◆ Task objective: Repeat every line of the material, character for character.

◆ Excerpted records:
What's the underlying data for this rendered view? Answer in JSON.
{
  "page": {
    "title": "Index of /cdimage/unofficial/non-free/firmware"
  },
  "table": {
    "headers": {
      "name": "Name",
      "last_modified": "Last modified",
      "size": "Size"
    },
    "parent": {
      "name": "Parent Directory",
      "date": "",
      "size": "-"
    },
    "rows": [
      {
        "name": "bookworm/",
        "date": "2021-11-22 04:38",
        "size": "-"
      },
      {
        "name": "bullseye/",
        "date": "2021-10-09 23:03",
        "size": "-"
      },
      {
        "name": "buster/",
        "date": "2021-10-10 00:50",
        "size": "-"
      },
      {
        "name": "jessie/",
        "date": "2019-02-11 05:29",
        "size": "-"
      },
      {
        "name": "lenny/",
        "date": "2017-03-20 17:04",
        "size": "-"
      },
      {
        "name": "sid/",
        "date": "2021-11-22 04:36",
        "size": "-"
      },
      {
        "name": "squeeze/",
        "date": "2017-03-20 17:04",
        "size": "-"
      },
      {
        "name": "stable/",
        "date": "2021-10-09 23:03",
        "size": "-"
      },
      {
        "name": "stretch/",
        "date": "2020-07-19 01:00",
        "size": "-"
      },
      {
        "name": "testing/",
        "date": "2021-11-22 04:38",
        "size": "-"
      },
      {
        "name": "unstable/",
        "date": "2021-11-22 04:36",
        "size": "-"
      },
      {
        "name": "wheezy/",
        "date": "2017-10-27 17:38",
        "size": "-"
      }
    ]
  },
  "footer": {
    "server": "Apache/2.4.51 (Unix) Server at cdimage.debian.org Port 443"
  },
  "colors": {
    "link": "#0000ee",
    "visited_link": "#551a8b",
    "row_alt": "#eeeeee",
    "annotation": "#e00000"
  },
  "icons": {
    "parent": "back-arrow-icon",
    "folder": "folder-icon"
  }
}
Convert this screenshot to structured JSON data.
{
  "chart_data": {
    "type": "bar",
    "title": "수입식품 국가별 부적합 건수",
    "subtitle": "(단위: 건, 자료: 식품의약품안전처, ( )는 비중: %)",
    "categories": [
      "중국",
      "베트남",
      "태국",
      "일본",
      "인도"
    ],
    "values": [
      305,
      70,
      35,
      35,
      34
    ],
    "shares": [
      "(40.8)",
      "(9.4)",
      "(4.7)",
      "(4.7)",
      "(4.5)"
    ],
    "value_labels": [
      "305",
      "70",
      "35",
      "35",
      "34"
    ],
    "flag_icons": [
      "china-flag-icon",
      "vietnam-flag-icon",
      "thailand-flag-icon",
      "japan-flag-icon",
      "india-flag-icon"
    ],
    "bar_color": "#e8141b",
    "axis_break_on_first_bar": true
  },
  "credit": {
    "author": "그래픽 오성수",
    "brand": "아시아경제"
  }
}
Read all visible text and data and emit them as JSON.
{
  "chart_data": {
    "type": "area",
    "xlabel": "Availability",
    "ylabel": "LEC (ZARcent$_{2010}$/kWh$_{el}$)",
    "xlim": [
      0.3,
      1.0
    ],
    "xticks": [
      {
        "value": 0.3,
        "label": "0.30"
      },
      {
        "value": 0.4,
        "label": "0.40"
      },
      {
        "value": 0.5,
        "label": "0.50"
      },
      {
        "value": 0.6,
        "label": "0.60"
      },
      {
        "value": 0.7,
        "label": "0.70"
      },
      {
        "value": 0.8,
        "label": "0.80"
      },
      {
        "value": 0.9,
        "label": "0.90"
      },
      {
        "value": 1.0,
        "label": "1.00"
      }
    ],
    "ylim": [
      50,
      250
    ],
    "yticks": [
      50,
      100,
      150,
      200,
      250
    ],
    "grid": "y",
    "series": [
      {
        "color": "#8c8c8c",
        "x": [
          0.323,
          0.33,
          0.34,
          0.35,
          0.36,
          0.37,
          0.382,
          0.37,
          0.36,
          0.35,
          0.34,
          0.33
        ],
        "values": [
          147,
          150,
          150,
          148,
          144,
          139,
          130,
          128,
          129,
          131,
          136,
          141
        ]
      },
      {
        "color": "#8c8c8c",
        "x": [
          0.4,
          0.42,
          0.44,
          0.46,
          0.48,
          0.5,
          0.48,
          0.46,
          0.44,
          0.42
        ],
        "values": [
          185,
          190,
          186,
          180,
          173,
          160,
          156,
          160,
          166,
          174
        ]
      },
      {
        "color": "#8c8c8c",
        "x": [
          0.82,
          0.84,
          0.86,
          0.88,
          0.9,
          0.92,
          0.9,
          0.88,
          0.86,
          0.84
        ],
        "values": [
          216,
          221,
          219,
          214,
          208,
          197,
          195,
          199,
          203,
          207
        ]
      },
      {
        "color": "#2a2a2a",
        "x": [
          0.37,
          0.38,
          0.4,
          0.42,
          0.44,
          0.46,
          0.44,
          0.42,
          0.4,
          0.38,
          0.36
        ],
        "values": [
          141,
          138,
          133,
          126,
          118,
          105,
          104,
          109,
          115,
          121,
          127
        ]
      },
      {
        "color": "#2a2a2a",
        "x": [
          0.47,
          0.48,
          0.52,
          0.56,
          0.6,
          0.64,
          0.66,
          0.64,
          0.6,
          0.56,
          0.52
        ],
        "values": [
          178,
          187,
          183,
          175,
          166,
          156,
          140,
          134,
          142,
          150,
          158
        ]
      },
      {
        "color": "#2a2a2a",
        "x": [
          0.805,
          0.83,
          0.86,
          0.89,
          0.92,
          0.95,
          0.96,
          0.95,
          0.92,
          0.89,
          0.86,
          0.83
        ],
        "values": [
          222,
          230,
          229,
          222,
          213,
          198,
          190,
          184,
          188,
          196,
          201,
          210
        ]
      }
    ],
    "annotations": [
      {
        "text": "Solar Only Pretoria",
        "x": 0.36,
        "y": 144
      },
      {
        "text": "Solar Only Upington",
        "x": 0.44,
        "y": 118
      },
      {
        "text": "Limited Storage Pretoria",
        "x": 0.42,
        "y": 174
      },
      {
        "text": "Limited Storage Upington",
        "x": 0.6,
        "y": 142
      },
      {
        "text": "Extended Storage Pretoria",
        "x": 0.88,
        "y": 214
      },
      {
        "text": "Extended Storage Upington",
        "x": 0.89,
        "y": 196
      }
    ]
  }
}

◆ Correct output:
What's the underlying data for this rendered view? Answer in JSON.
{
  "page": {
    "title": "Index of /cdimage/unofficial/non-free/firmware"
  },
  "table": {
    "headers": {
      "name": "Name",
      "last_modified": "Last modified",
      "size": "Size"
    },
    "parent": {
      "name": "Parent Directory",
      "date": "",
      "size": "-"
    },
    "rows": [
      {
        "name": "bookworm/",
        "date": "2021-11-22 04:38",
        "size": "-"
      },
      {
        "name": "bullseye/",
        "date": "2021-10-09 23:03",
        "size": "-"
      },
      {
        "name": "buster/",
        "date": "2021-10-10 00:50",
        "size": "-"
      },
      {
        "name": "jessie/",
        "date": "2019-02-11 05:29",
        "size": "-"
      },
      {
        "name": "lenny/",
        "date": "2017-03-20 17:04",
        "size": "-"
      },
      {
        "name": "sid/",
        "date": "2021-11-22 04:36",
        "size": "-"
      },
      {
        "name": "squeeze/",
        "date": "2017-03-20 17:04",
        "size": "-"
      },
      {
        "name": "stable/",
        "date": "2021-10-09 23:03",
        "size": "-"
      },
      {
        "name": "stretch/",
        "date": "2020-07-19 01:00",
        "size": "-"
      },
      {
        "name": "testing/",
        "date": "2021-11-22 04:38",
        "size": "-"
      },
      {
        "name": "unstable/",
        "date": "2021-11-22 04:36",
        "size": "-"
      },
      {
        "name": "wheezy/",
        "date": "2017-10-27 17:38",
        "size": "-"
      }
    ]
  },
  "footer": {
    "server": "Apache/2.4.51 (Unix) Server at cdimage.debian.org Port 443"
  },
  "colors": {
    "link": "#0000ee",
    "visited_link": "#551a8b",
    "row_alt": "#eeeeee",
    "annotation": "#e00000"
  },
  "icons": {
    "parent": "back-arrow-icon",
    "folder": "folder-icon"
  }
}
Convert this screenshot to structured JSON data.
{
  "chart_data": {
    "type": "bar",
    "title": "수입식품 국가별 부적합 건수",
    "subtitle": "(단위: 건, 자료: 식품의약품안전처, ( )는 비중: %)",
    "categories": [
      "중국",
      "베트남",
      "태국",
      "일본",
      "인도"
    ],
    "values": [
      305,
      70,
      35,
      35,
      34
    ],
    "shares": [
      "(40.8)",
      "(9.4)",
      "(4.7)",
      "(4.7)",
      "(4.5)"
    ],
    "value_labels": [
      "305",
      "70",
      "35",
      "35",
      "34"
    ],
    "flag_icons": [
      "china-flag-icon",
      "vietnam-flag-icon",
      "thailand-flag-icon",
      "japan-flag-icon",
      "india-flag-icon"
    ],
    "bar_color": "#e8141b",
    "axis_break_on_first_bar": true
  },
  "credit": {
    "author": "그래픽 오성수",
    "brand": "아시아경제"
  }
}
Read all visible text and data and emit them as JSON.
{
  "chart_data": {
    "type": "area",
    "xlabel": "Availability",
    "ylabel": "LEC (ZARcent$_{2010}$/kWh$_{el}$)",
    "xlim": [
      0.3,
      1.0
    ],
    "xticks": [
      {
        "value": 0.3,
        "label": "0.30"
      },
      {
        "value": 0.4,
        "label": "0.40"
      },
      {
        "value": 0.5,
        "label": "0.50"
      },
      {
        "value": 0.6,
        "label": "0.60"
      },
      {
        "value": 0.7,
        "label": "0.70"
      },
      {
        "value": 0.8,
        "label": "0.80"
      },
      {
        "value": 0.9,
        "label": "0.90"
      },
      {
        "value": 1.0,
        "label": "1.00"
      }
    ],
    "ylim": [
      50,
      250
    ],
    "yticks": [
      50,
      100,
      150,
      200,
      250
    ],
    "grid": "y",
    "series": [
      {
        "color": "#8c8c8c",
        "x": [
          0.323,
          0.33,
          0.34,
          0.35,
          0.36,
          0.37,
          0.382,
          0.37,
          0.36,
          0.35,
          0.34,
          0.33
        ],
        "values": [
          147,
          150,
          150,
          148,
          144,
          139,
          130,
          128,
          129,
          131,
          136,
          141
        ]
      },
      {
        "color": "#8c8c8c",
        "x": [
          0.4,
          0.42,
          0.44,
          0.46,
          0.48,
          0.5,
          0.48,
          0.46,
          0.44,
          0.42
        ],
        "values": [
          185,
          190,
          186,
          180,
          173,
          160,
          156,
          160,
          166,
          174
        ]
      },
      {
        "color": "#8c8c8c",
        "x": [
          0.82,
          0.84,
          0.86,
          0.88,
          0.9,
          0.92,
          0.9,
          0.88,
          0.86,
          0.84
        ],
        "values": [
          216,
          221,
          219,
          214,
          208,
          197,
          195,
          199,
          203,
          207
        ]
      },
      {
        "color": "#2a2a2a",
        "x": [
          0.37,
          0.38,
          0.4,
          0.42,
          0.44,
          0.46,
          0.44,
          0.42,
          0.4,
          0.38,
          0.36
        ],
        "values": [
          141,
          138,
          133,
          126,
          118,
          105,
          104,
          109,
          115,
          121,
          127
        ]
      },
      {
        "color": "#2a2a2a",
        "x": [
          0.47,
          0.48,
          0.52,
          0.56,
          0.6,
          0.64,
          0.66,
          0.64,
          0.6,
          0.56,
          0.52
        ],
        "values": [
          178,
          187,
          183,
          175,
          166,
          156,
          140,
          134,
          142,
          150,
          158
        ]
      },
      {
        "color": "#2a2a2a",
        "x": [
          0.805,
          0.83,
          0.86,
          0.89,
          0.92,
          0.95,
          0.96,
          0.95,
          0.92,
          0.89,
          0.86,
          0.83
        ],
        "values": [
          222,
          230,
          229,
          222,
          213,
          198,
          190,
          184,
          188,
          196,
          201,
          210
        ]
      }
    ],
    "annotations": [
      {
        "text": "Solar Only Pretoria",
        "x": 0.36,
        "y": 144
      },
      {
        "text": "Solar Only Upington",
        "x": 0.44,
        "y": 118
      },
      {
        "text": "Limited Storage Pretoria",
        "x": 0.42,
        "y": 174
      },
      {
        "text": "Limited Storage Upington",
        "x": 0.6,
        "y": 142
      },
      {
        "text": "Extended Storage Pretoria",
        "x": 0.88,
        "y": 214
      },
      {
        "text": "Extended Storage Upington",
        "x": 0.89,
        "y": 196
      }
    ]
  }
}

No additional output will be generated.